Each entry below must be repeated exactly, with pictures left out.

Chart and figure data:
§

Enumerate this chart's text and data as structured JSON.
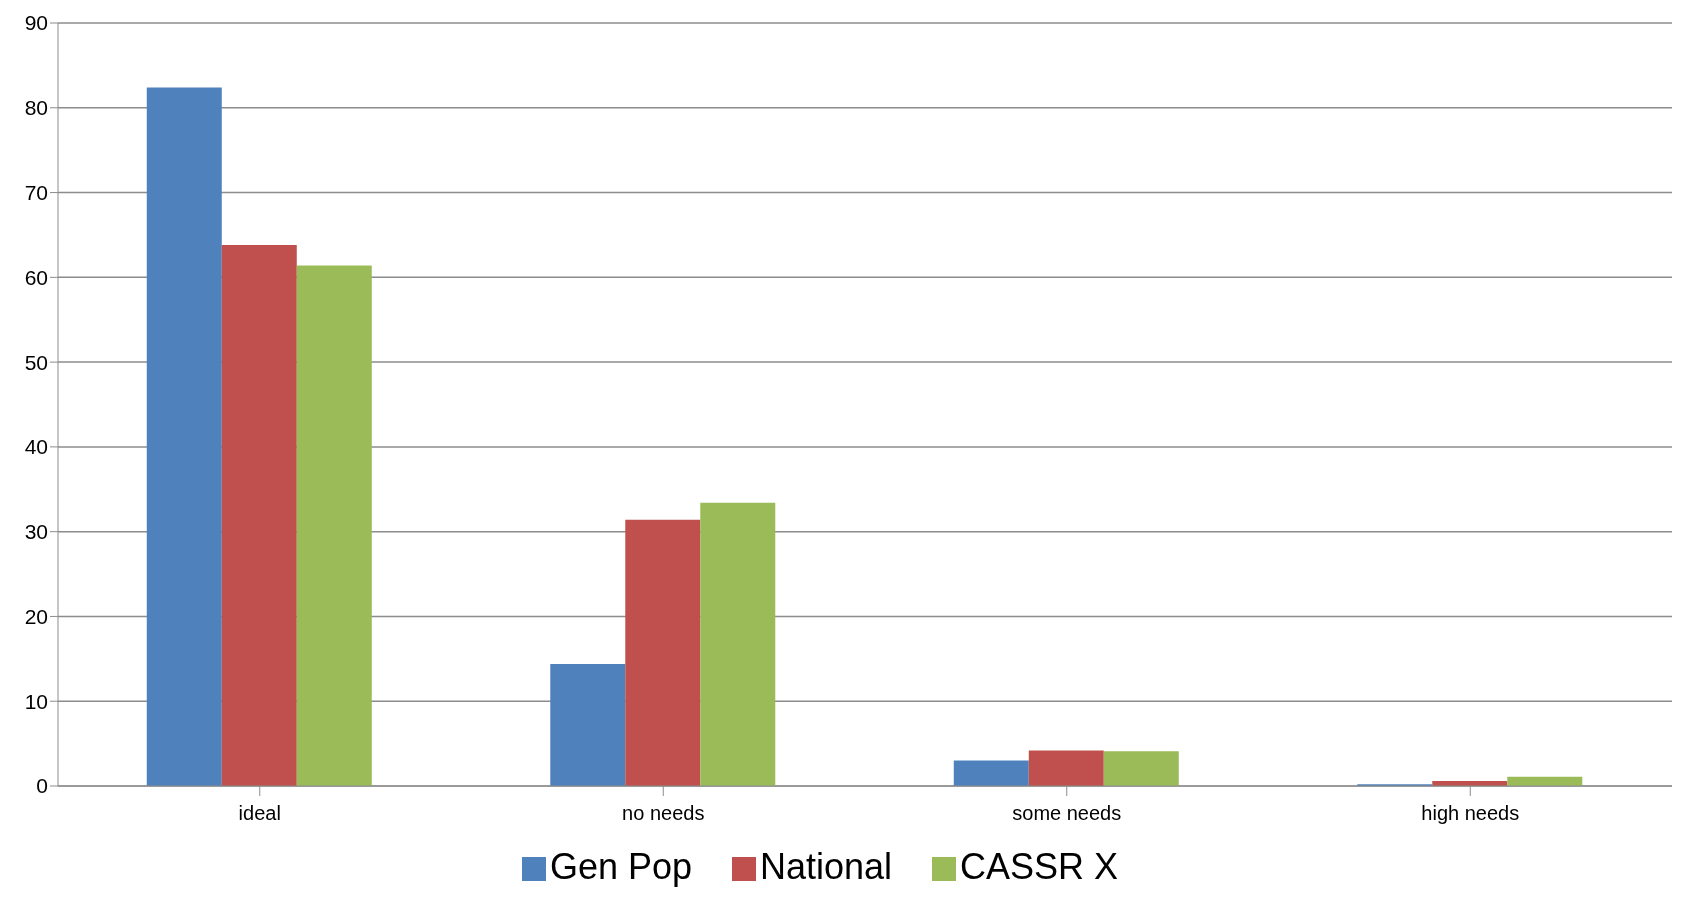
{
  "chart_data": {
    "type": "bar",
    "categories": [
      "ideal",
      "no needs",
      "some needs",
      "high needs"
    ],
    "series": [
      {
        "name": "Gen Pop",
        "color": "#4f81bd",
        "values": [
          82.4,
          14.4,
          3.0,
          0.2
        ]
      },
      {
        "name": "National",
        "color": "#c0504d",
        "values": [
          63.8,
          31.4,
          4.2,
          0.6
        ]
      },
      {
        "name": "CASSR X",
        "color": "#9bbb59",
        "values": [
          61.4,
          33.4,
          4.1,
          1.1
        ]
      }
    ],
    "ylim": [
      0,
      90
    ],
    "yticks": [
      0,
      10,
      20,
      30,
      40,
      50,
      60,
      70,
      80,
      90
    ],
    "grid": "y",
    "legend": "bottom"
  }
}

§

▸ **Finished task**:
Enumerate this chart's text and data as structured JSON.
{
  "chart_data": {
    "type": "bar",
    "categories": [
      "ideal",
      "no needs",
      "some needs",
      "high needs"
    ],
    "series": [
      {
        "name": "Gen Pop",
        "color": "#4f81bd",
        "values": [
          82.4,
          14.4,
          3.0,
          0.2
        ]
      },
      {
        "name": "National",
        "color": "#c0504d",
        "values": [
          63.8,
          31.4,
          4.2,
          0.6
        ]
      },
      {
        "name": "CASSR X",
        "color": "#9bbb59",
        "values": [
          61.4,
          33.4,
          4.1,
          1.1
        ]
      }
    ],
    "ylim": [
      0,
      90
    ],
    "yticks": [
      0,
      10,
      20,
      30,
      40,
      50,
      60,
      70,
      80,
      90
    ],
    "grid": "y",
    "legend": "bottom"
  }
}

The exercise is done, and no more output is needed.